DATA SHOWN:

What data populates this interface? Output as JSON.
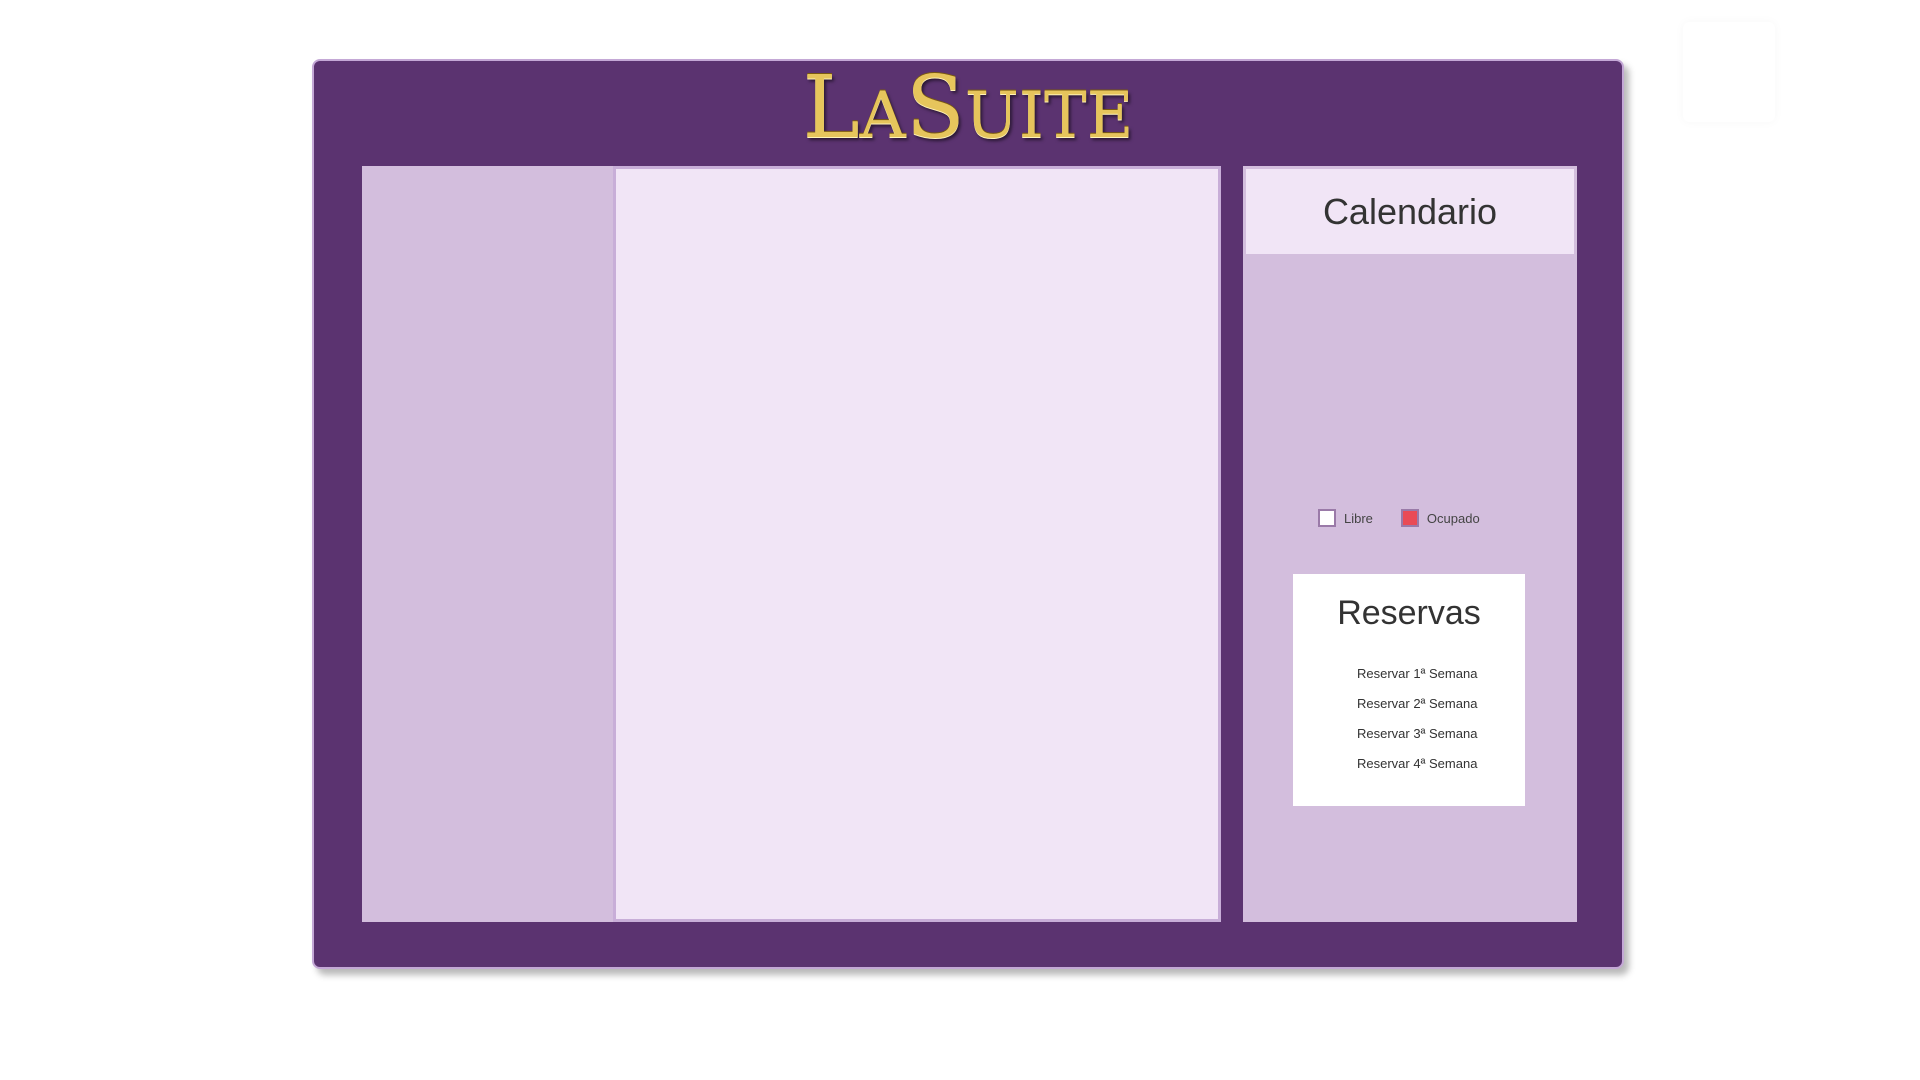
{
  "header": {
    "logo_first_letter": "L",
    "logo_part1": "A",
    "logo_second_letter": "S",
    "logo_part2": "UITE"
  },
  "calendar": {
    "title": "Calendario"
  },
  "legend": {
    "items": [
      {
        "label": "Libre",
        "color": "#ffffff"
      },
      {
        "label": "Ocupado",
        "color": "#e94b55"
      }
    ]
  },
  "reservas": {
    "title": "Reservas",
    "items": [
      {
        "label": "Reservar 1ª Semana"
      },
      {
        "label": "Reservar 2ª Semana"
      },
      {
        "label": "Reservar 3ª Semana"
      },
      {
        "label": "Reservar 4ª Semana"
      }
    ]
  },
  "colors": {
    "frame": "#5b3370",
    "panel": "#d3bedd",
    "panel_light": "#f1e5f6",
    "logo_gold": "#e6c55c"
  }
}
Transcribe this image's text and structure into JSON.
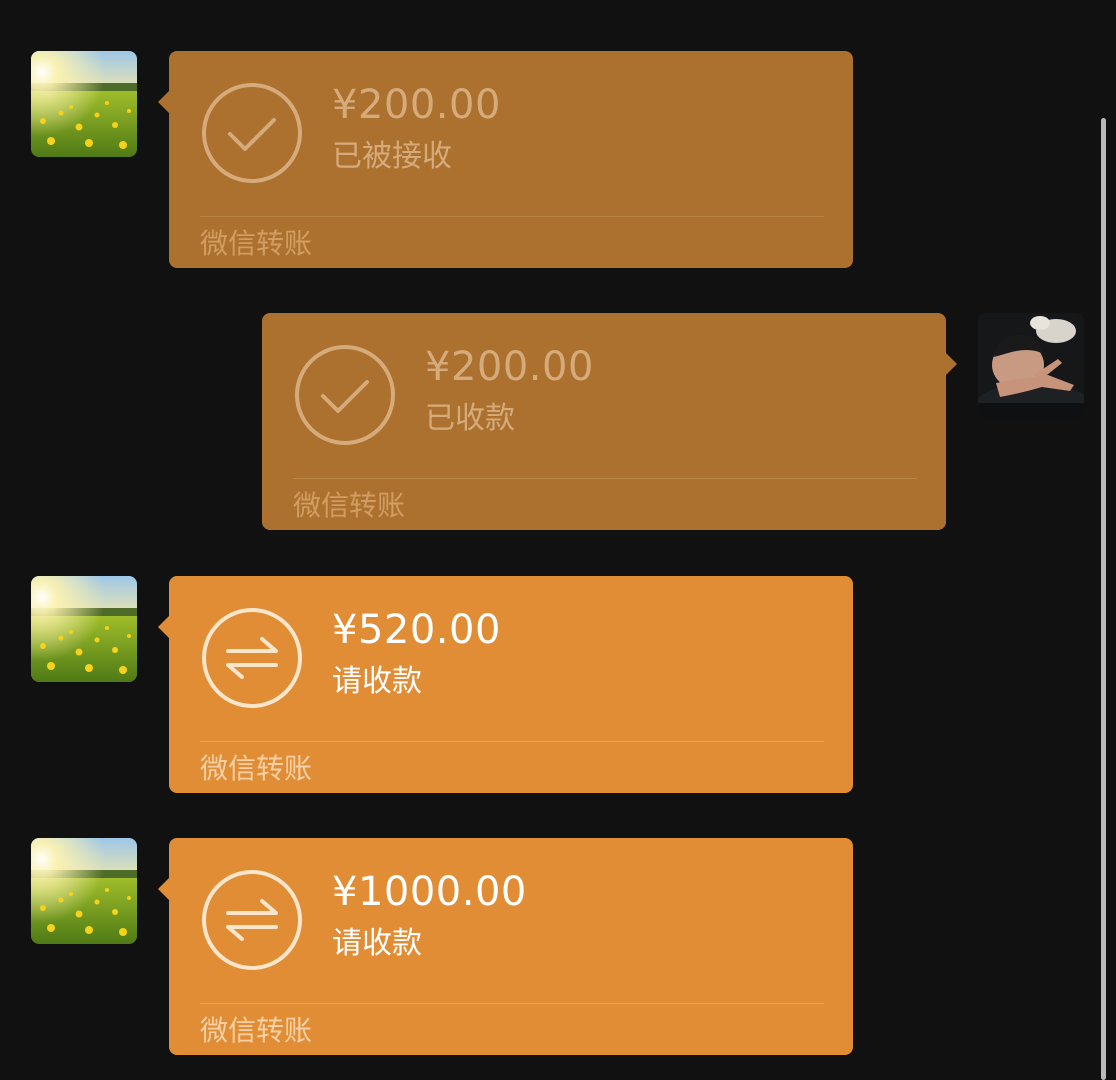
{
  "messages": [
    {
      "side": "received",
      "state": "done",
      "amount": "¥200.00",
      "status": "已被接收",
      "footer": "微信转账",
      "icon": "check-circle-icon",
      "avatar": "meadow-avatar"
    },
    {
      "side": "sent",
      "state": "done",
      "amount": "¥200.00",
      "status": "已收款",
      "footer": "微信转账",
      "icon": "check-circle-icon",
      "avatar": "user-photo-avatar"
    },
    {
      "side": "received",
      "state": "pending",
      "amount": "¥520.00",
      "status": "请收款",
      "footer": "微信转账",
      "icon": "transfer-arrows-icon",
      "avatar": "meadow-avatar"
    },
    {
      "side": "received",
      "state": "pending",
      "amount": "¥1000.00",
      "status": "请收款",
      "footer": "微信转账",
      "icon": "transfer-arrows-icon",
      "avatar": "meadow-avatar"
    }
  ],
  "colors": {
    "background": "#111111",
    "completed_bubble": "#ac712e",
    "pending_bubble": "#e08d35",
    "completed_text": "#d6ab7c",
    "pending_text": "#ffffff"
  }
}
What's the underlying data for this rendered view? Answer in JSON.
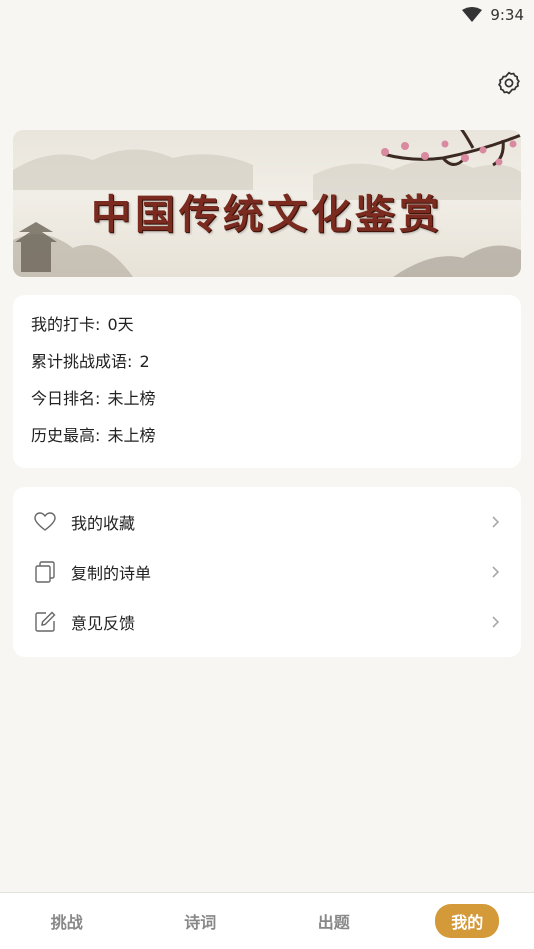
{
  "status": {
    "time": "9:34"
  },
  "banner": {
    "title": "中国传统文化鉴赏"
  },
  "stats": [
    {
      "label": "我的打卡",
      "value": "0天"
    },
    {
      "label": "累计挑战成语",
      "value": "2"
    },
    {
      "label": "今日排名",
      "value": "未上榜"
    },
    {
      "label": "历史最高",
      "value": "未上榜"
    }
  ],
  "menu": [
    {
      "label": "我的收藏",
      "icon": "heart-icon"
    },
    {
      "label": "复制的诗单",
      "icon": "copy-icon"
    },
    {
      "label": "意见反馈",
      "icon": "edit-icon"
    }
  ],
  "nav": [
    {
      "label": "挑战"
    },
    {
      "label": "诗词"
    },
    {
      "label": "出题"
    },
    {
      "label": "我的"
    }
  ],
  "colors": {
    "accent": "#d49a3a",
    "background": "#f7f6f2",
    "banner_title": "#7a2a1e"
  }
}
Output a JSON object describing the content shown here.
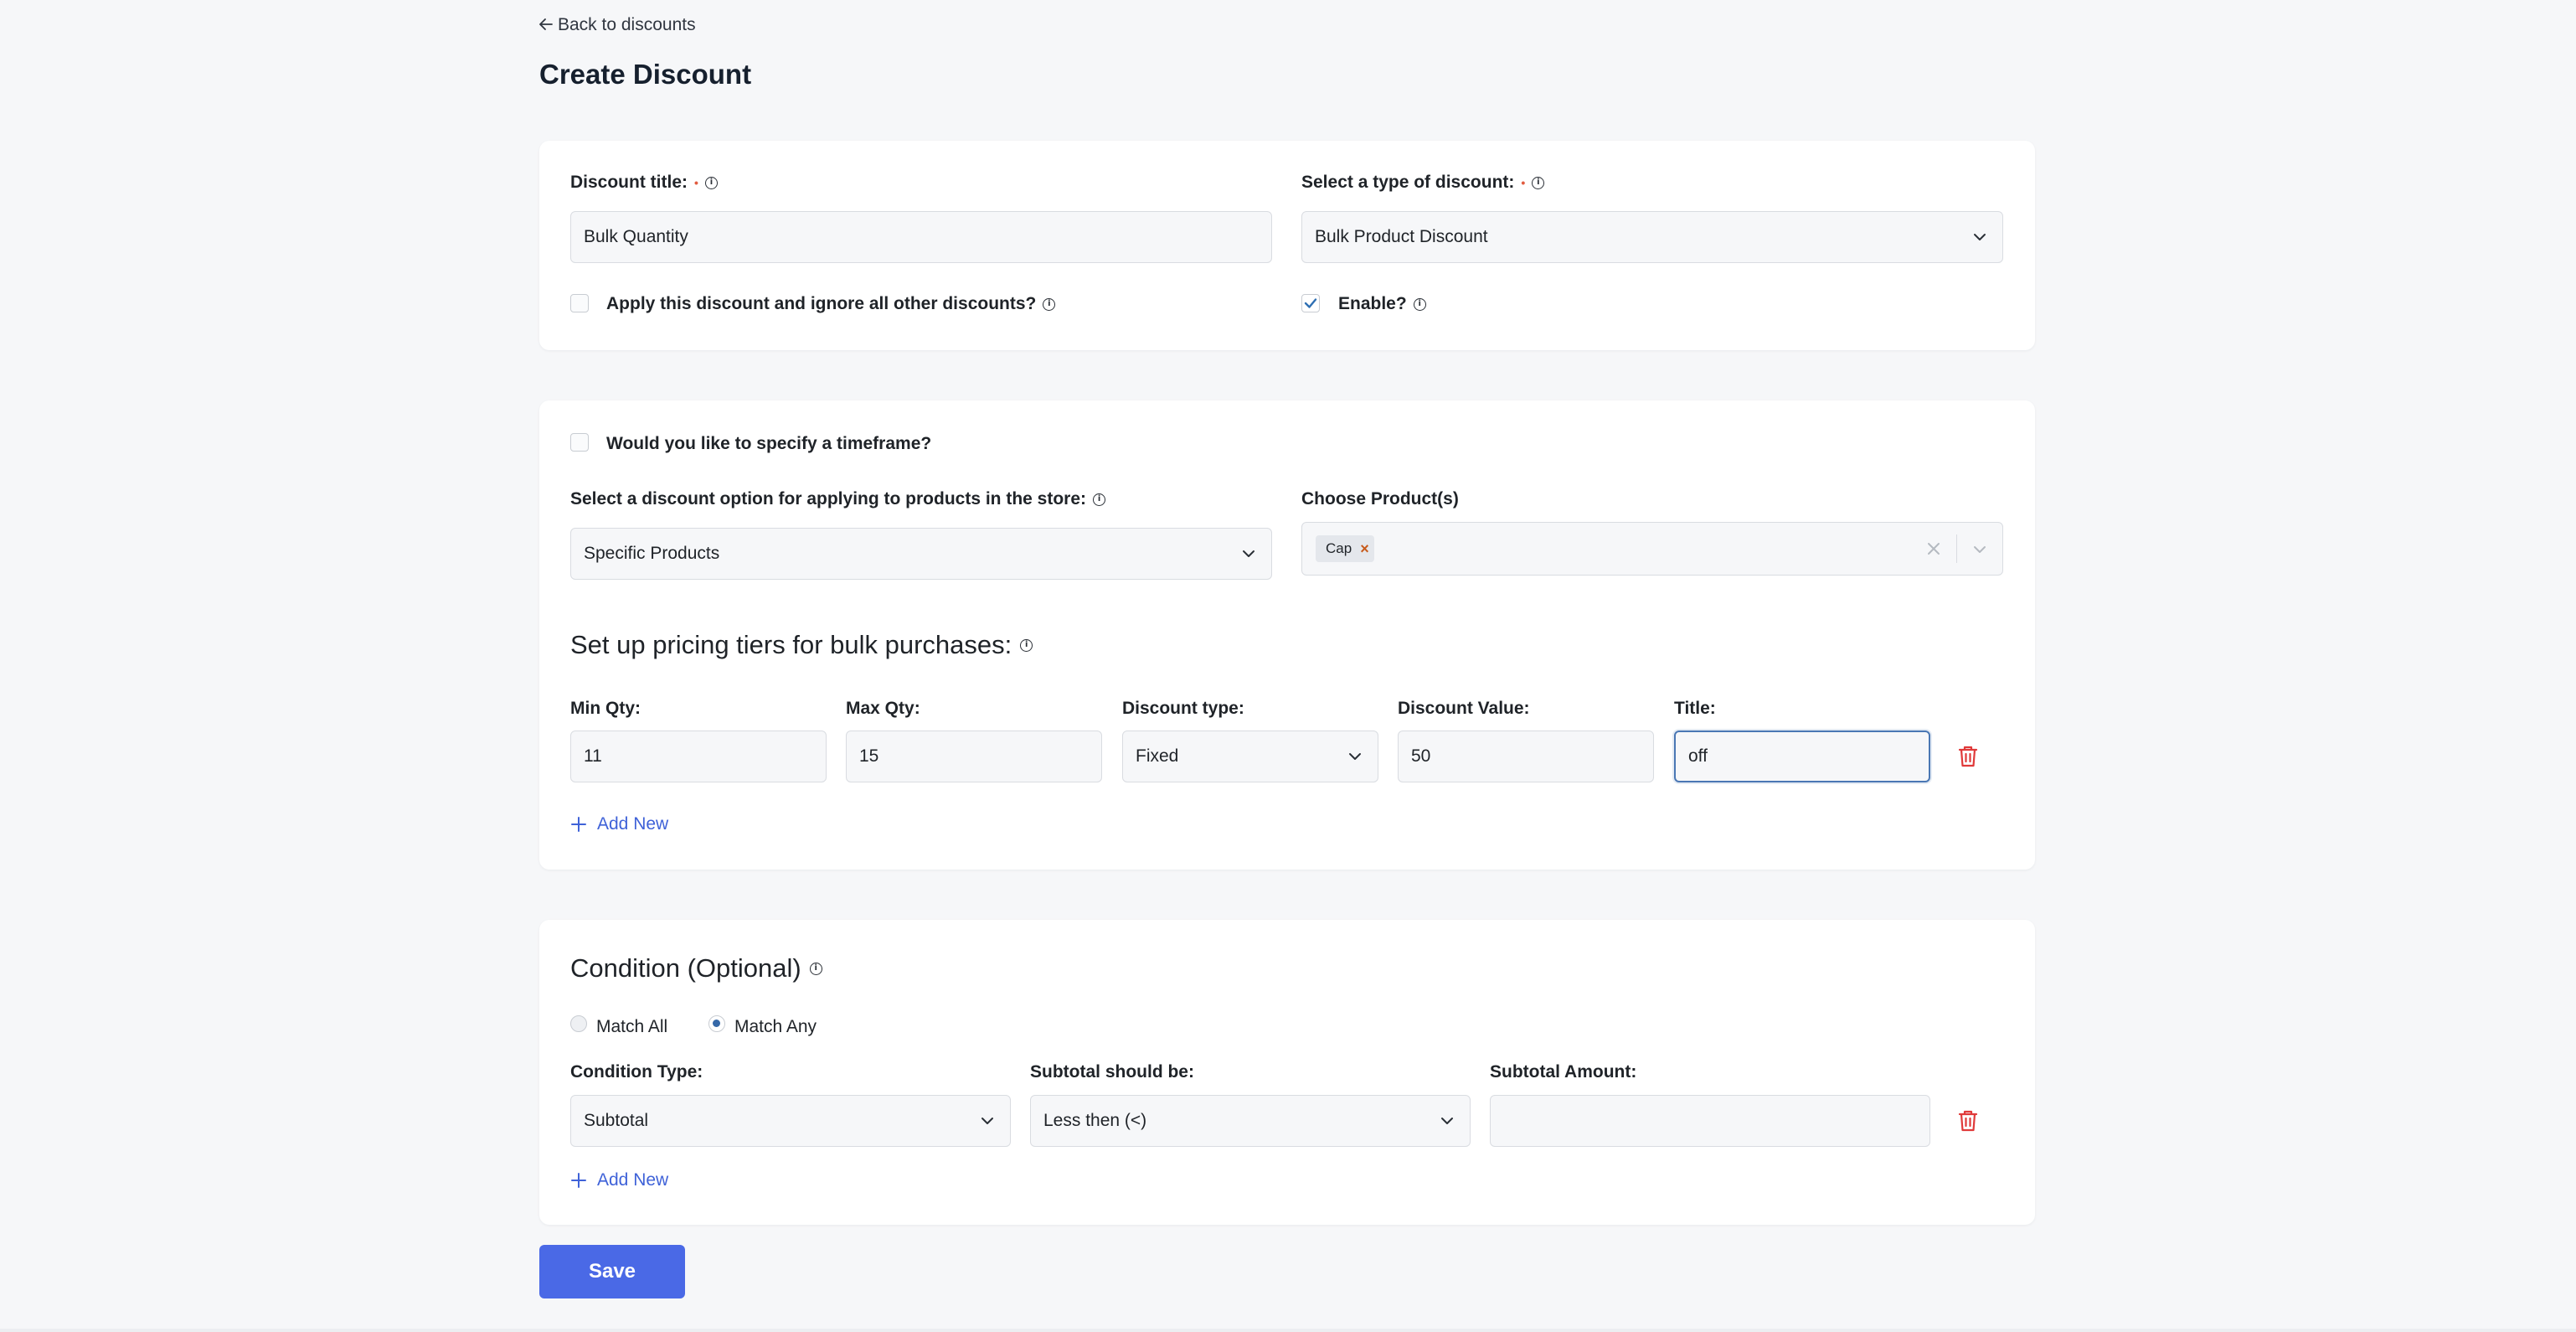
{
  "nav": {
    "back_label": "Back to discounts"
  },
  "page": {
    "title": "Create Discount"
  },
  "general": {
    "discount_title_label": "Discount title:",
    "discount_title_value": "Bulk Quantity",
    "type_label": "Select a type of discount:",
    "type_value": "Bulk Product Discount",
    "exclusive_label": "Apply this discount and ignore all other discounts?",
    "exclusive_checked": false,
    "enable_label": "Enable?",
    "enable_checked": true
  },
  "products": {
    "timeframe_label": "Would you like to specify a timeframe?",
    "timeframe_checked": false,
    "option_label": "Select a discount option for applying to products in the store:",
    "option_value": "Specific Products",
    "choose_label": "Choose Product(s)",
    "chosen_tags": [
      "Cap"
    ]
  },
  "tiers": {
    "title": "Set up pricing tiers for bulk purchases:",
    "headers": {
      "min": "Min Qty:",
      "max": "Max Qty:",
      "type": "Discount type:",
      "value": "Discount Value:",
      "title": "Title:"
    },
    "rows": [
      {
        "min": "11",
        "max": "15",
        "type": "Fixed",
        "value": "50",
        "title": "off"
      }
    ],
    "add_label": "Add New"
  },
  "conditions": {
    "title": "Condition (Optional)",
    "match_all_label": "Match All",
    "match_any_label": "Match Any",
    "selected_match": "Match Any",
    "headers": {
      "type": "Condition Type:",
      "operator": "Subtotal should be:",
      "amount": "Subtotal Amount:"
    },
    "rows": [
      {
        "type": "Subtotal",
        "operator": "Less then (<)",
        "amount": ""
      }
    ],
    "add_label": "Add New"
  },
  "save_label": "Save",
  "colors": {
    "accent": "#4a69e6",
    "link": "#3f62d8",
    "danger": "#e03a3a",
    "required": "#e15b3f"
  }
}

SET TASK: Without the pictures, restate all the entries above exactly.

EXERCISE RESPONSE:
What data populates this interface? Output as JSON.
{
  "header": {
    "logo_first_letter": "L",
    "logo_part1": "A",
    "logo_second_letter": "S",
    "logo_part2": "UITE"
  },
  "calendar": {
    "title": "Calendario"
  },
  "legend": {
    "items": [
      {
        "label": "Libre",
        "color": "#ffffff"
      },
      {
        "label": "Ocupado",
        "color": "#e94b55"
      }
    ]
  },
  "reservas": {
    "title": "Reservas",
    "items": [
      {
        "label": "Reservar 1ª Semana"
      },
      {
        "label": "Reservar 2ª Semana"
      },
      {
        "label": "Reservar 3ª Semana"
      },
      {
        "label": "Reservar 4ª Semana"
      }
    ]
  },
  "colors": {
    "frame": "#5b3370",
    "panel": "#d3bedd",
    "panel_light": "#f1e5f6",
    "logo_gold": "#e6c55c"
  }
}
Transcribe this image's text and structure into JSON.
{
  "messages": [
    {
      "side": "received",
      "state": "done",
      "amount": "¥200.00",
      "status": "已被接收",
      "footer": "微信转账",
      "icon": "check-circle-icon",
      "avatar": "meadow-avatar"
    },
    {
      "side": "sent",
      "state": "done",
      "amount": "¥200.00",
      "status": "已收款",
      "footer": "微信转账",
      "icon": "check-circle-icon",
      "avatar": "user-photo-avatar"
    },
    {
      "side": "received",
      "state": "pending",
      "amount": "¥520.00",
      "status": "请收款",
      "footer": "微信转账",
      "icon": "transfer-arrows-icon",
      "avatar": "meadow-avatar"
    },
    {
      "side": "received",
      "state": "pending",
      "amount": "¥1000.00",
      "status": "请收款",
      "footer": "微信转账",
      "icon": "transfer-arrows-icon",
      "avatar": "meadow-avatar"
    }
  ],
  "colors": {
    "background": "#111111",
    "completed_bubble": "#ac712e",
    "pending_bubble": "#e08d35",
    "completed_text": "#d6ab7c",
    "pending_text": "#ffffff"
  }
}
What's the underlying data for this rendered view? Answer in JSON.
{
  "status": {
    "time": "9:34"
  },
  "banner": {
    "title": "中国传统文化鉴赏"
  },
  "stats": [
    {
      "label": "我的打卡",
      "value": "0天"
    },
    {
      "label": "累计挑战成语",
      "value": "2"
    },
    {
      "label": "今日排名",
      "value": "未上榜"
    },
    {
      "label": "历史最高",
      "value": "未上榜"
    }
  ],
  "menu": [
    {
      "label": "我的收藏",
      "icon": "heart-icon"
    },
    {
      "label": "复制的诗单",
      "icon": "copy-icon"
    },
    {
      "label": "意见反馈",
      "icon": "edit-icon"
    }
  ],
  "nav": [
    {
      "label": "挑战"
    },
    {
      "label": "诗词"
    },
    {
      "label": "出题"
    },
    {
      "label": "我的"
    }
  ],
  "colors": {
    "accent": "#d49a3a",
    "background": "#f7f6f2",
    "banner_title": "#7a2a1e"
  }
}
Output a JSON object describing the content shown here.
{
  "nav": {
    "back_label": "Back to discounts"
  },
  "page": {
    "title": "Create Discount"
  },
  "general": {
    "discount_title_label": "Discount title:",
    "discount_title_value": "Bulk Quantity",
    "type_label": "Select a type of discount:",
    "type_value": "Bulk Product Discount",
    "exclusive_label": "Apply this discount and ignore all other discounts?",
    "exclusive_checked": false,
    "enable_label": "Enable?",
    "enable_checked": true
  },
  "products": {
    "timeframe_label": "Would you like to specify a timeframe?",
    "timeframe_checked": false,
    "option_label": "Select a discount option for applying to products in the store:",
    "option_value": "Specific Products",
    "choose_label": "Choose Product(s)",
    "chosen_tags": [
      "Cap"
    ]
  },
  "tiers": {
    "title": "Set up pricing tiers for bulk purchases:",
    "headers": {
      "min": "Min Qty:",
      "max": "Max Qty:",
      "type": "Discount type:",
      "value": "Discount Value:",
      "title": "Title:"
    },
    "rows": [
      {
        "min": "11",
        "max": "15",
        "type": "Fixed",
        "value": "50",
        "title": "off"
      }
    ],
    "add_label": "Add New"
  },
  "conditions": {
    "title": "Condition (Optional)",
    "match_all_label": "Match All",
    "match_any_label": "Match Any",
    "selected_match": "Match Any",
    "headers": {
      "type": "Condition Type:",
      "operator": "Subtotal should be:",
      "amount": "Subtotal Amount:"
    },
    "rows": [
      {
        "type": "Subtotal",
        "operator": "Less then (<)",
        "amount": ""
      }
    ],
    "add_label": "Add New"
  },
  "save_label": "Save",
  "colors": {
    "accent": "#4a69e6",
    "link": "#3f62d8",
    "danger": "#e03a3a",
    "required": "#e15b3f"
  }
}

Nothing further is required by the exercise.